* **DIRECTIVE**
Determine the number of lines containing the word "pain", and state that figure alone.

Stored items
--- BEGIN ---

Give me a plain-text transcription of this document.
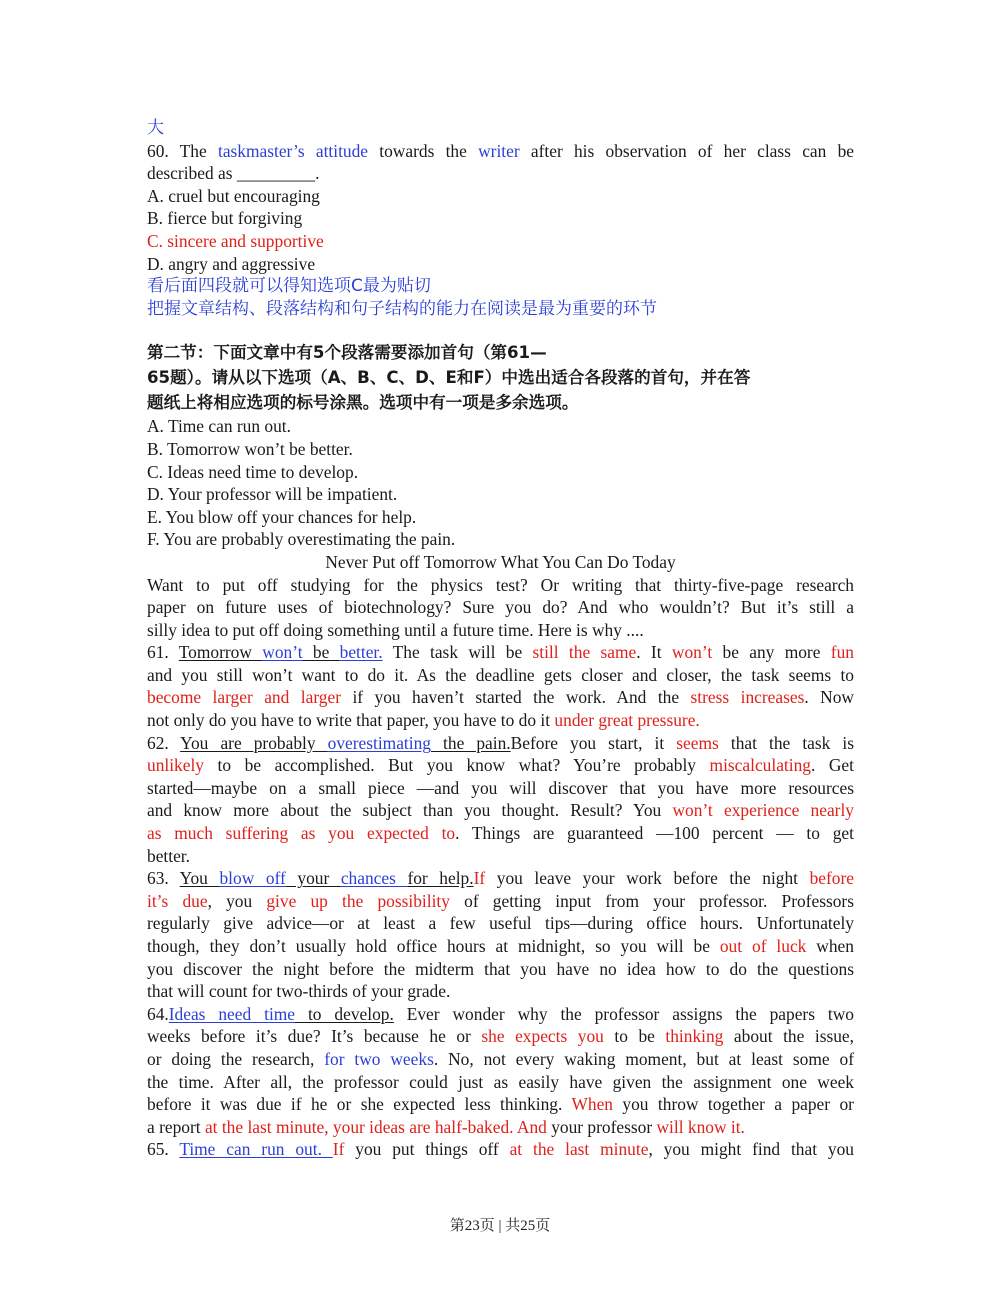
大
60. The taskmaster’s attitude towards the writer after his observation of her class can be
described as _________.
A. cruel but encouraging
B. fierce but forgiving
C. sincere and supportive
D. angry and aggressive
看后面四段就可以得知选项C最为贴切
把握文章结构、段落结构和句子结构的能力在阅读是最为重要的环节
第二节：下面文章中有5个段落需要添加首句（第61—
65题）。请从以下选项（A、B、C、D、E和F）中选出适合各段落的首句，并在答
题纸上将相应选项的标号涂黑。选项中有一项是多余选项。
A. Time can run out.
B. Tomorrow won’t be better.
C. Ideas need time to develop.
D. Your professor will be impatient.
E. You blow off your chances for help.
F. You are probably overestimating the pain.
Never Put off Tomorrow What You Can Do Today
Want to put off studying for the physics test? Or writing that thirty-five-page research
paper on future uses of biotechnology? Sure you do? And who wouldn’t? But it’s still a
silly idea to put off doing something until a future time. Here is why ....
61. Tomorrow won’t be better. The task will be still the same. It won’t be any more fun
and you still won’t want to do it. As the deadline gets closer and closer, the task seems to
become larger and larger if you haven’t started the work. And the stress increases. Now
not only do you have to write that paper, you have to do it under great pressure.
62. You are probably overestimating the pain.Before you start, it seems that the task is
unlikely to be accomplished. But you know what? You’re probably miscalculating. Get
started—maybe on a small piece —and you will discover that you have more resources
and know more about the subject than you thought. Result? You won’t experience nearly
as much suffering as you expected to. Things are guaranteed —100 percent — to get
better.
63. You blow off your chances for help.If you leave your work before the night before
it’s due, you give up the possibility of getting input from your professor. Professors
regularly give advice—or at least a few useful tips—during office hours. Unfortunately
though, they don’t usually hold office hours at midnight, so you will be out of luck when
you discover the night before the midterm that you have no idea how to do the questions
that will count for two-thirds of your grade.
64.Ideas need time to develop. Ever wonder why the professor assigns the papers two
weeks before it’s due? It’s because he or she expects you to be thinking about the issue,
or doing the research, for two weeks. No, not every waking moment, but at least some of
the time. After all, the professor could just as easily have given the assignment one week
before it was due if he or she expected less thinking. When you throw together a paper or
a report at the last minute, your ideas are half-baked. And your professor will know it.
65. Time can run out. If you put things off at the last minute, you might find that you
第23页 | 共25页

--- END ---

* **EXPECTED ANSWER**
2